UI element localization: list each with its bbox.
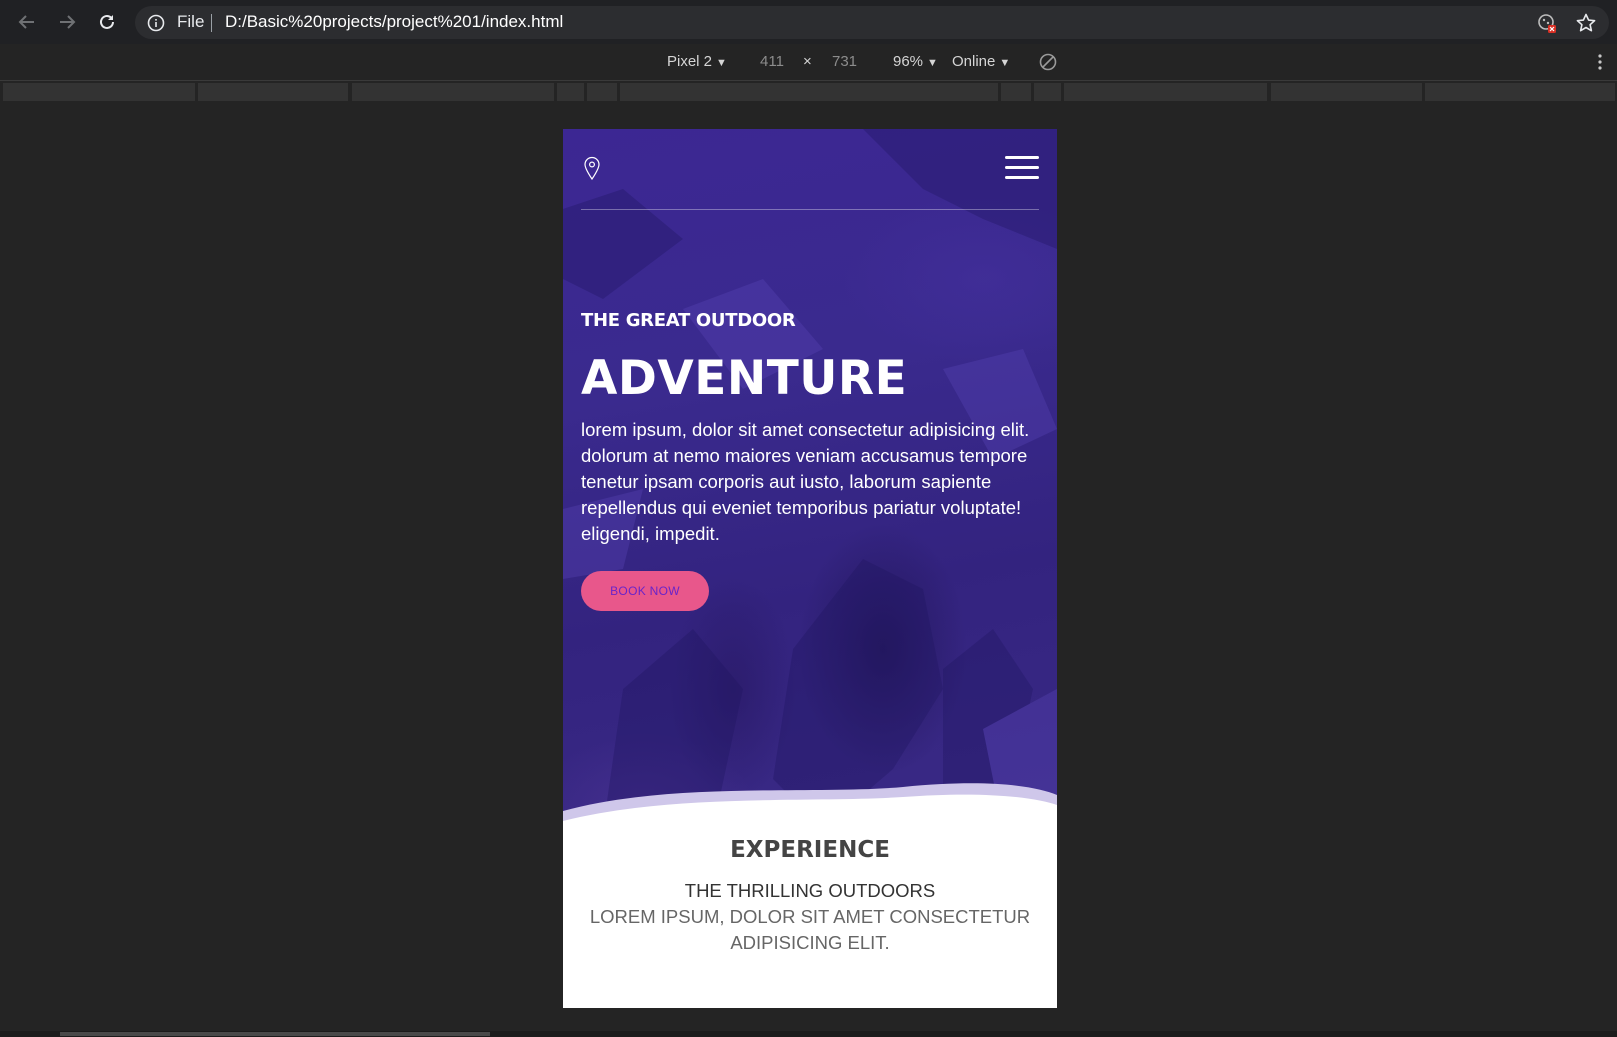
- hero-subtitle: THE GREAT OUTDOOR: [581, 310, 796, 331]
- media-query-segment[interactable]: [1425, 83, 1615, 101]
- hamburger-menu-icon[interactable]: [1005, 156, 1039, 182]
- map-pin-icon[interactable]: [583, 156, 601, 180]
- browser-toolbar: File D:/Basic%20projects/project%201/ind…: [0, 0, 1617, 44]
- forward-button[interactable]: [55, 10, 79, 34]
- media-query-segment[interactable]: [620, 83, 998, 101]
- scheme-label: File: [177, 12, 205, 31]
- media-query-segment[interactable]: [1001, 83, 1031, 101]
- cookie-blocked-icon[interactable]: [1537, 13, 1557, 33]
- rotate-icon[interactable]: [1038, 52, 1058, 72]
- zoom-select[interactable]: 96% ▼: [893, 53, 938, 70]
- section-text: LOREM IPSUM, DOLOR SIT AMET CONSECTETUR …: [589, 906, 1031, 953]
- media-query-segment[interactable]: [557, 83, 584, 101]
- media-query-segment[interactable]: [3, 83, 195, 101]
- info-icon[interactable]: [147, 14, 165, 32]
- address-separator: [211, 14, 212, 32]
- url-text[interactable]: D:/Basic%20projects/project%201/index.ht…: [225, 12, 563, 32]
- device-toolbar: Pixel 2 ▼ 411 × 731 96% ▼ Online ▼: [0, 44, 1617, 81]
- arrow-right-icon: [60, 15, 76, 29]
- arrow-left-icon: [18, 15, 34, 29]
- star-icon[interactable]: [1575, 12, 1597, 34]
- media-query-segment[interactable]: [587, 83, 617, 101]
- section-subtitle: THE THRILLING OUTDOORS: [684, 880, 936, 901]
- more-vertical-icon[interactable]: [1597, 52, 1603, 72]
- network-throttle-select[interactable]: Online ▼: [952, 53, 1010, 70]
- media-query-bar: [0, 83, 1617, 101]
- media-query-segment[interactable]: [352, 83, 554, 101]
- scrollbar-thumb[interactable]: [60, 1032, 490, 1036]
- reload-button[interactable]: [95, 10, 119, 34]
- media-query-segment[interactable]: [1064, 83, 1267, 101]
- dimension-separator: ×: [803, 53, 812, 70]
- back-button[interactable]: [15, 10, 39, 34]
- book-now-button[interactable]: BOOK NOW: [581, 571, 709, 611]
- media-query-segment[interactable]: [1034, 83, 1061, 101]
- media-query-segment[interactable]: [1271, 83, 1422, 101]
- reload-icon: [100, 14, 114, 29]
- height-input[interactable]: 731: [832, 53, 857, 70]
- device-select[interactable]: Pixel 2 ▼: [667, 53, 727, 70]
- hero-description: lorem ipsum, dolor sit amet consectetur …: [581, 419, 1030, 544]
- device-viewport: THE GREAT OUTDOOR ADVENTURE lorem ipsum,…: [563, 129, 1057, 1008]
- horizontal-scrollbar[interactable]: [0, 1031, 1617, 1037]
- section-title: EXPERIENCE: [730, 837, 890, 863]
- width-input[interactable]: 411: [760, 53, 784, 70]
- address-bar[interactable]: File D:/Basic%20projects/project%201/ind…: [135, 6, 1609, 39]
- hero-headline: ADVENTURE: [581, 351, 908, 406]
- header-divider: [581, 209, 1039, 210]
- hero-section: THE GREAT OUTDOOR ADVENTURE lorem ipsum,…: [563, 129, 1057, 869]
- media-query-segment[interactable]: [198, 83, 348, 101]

* * * * *

Rewrite the entries from the line with "- hero-subtitle: THE" to the line with "- browser-toolbar: File", inclusive, as a Markdown table with the columns n and Line, giving each line's row number and the line itself and leaving out any blank lines.

● **Answer**
| n | Line |
|---|---|
| 1 | - hero-subtitle: THE GREAT OUTDOOR: [581, 310, 796, 331] |
| 2 | - media-query-segment[interactable]: [1425, 83, 1615, 101] |
| 3 | - hamburger-menu-icon[interactable]: [1005, 156, 1039, 182] |
| 4 | - map-pin-icon[interactable]: [583, 156, 601, 180] |
| 5 | - browser-toolbar: File D:/Basic%20projects/project%201/ind…: [0, 0, 1617, 44] |